_Stored records:_
-- START --

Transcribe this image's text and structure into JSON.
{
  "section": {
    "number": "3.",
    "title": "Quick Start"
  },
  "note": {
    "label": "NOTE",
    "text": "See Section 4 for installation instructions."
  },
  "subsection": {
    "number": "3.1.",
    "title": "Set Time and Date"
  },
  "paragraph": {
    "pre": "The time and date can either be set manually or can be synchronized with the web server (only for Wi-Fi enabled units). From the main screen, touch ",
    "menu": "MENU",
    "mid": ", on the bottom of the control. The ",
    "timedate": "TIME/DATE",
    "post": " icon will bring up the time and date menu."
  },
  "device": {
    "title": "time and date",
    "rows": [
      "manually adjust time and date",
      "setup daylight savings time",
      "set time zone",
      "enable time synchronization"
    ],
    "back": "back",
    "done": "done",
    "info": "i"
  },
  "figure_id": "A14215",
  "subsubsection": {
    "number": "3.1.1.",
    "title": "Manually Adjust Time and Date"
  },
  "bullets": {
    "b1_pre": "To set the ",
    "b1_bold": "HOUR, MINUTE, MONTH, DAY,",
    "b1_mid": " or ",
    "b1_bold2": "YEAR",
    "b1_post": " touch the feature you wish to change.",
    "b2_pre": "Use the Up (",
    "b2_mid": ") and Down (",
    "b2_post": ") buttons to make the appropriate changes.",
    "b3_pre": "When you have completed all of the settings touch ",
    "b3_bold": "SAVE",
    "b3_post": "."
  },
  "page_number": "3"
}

-- END --

_Description of the task:_ Copy every line of the material in which the word "title" occurs.

_Result for this task:_
    "title": "Quick Start"
    "title": "Set Time and Date"
    "title": "time and date",
    "title": "Manually Adjust Time and Date"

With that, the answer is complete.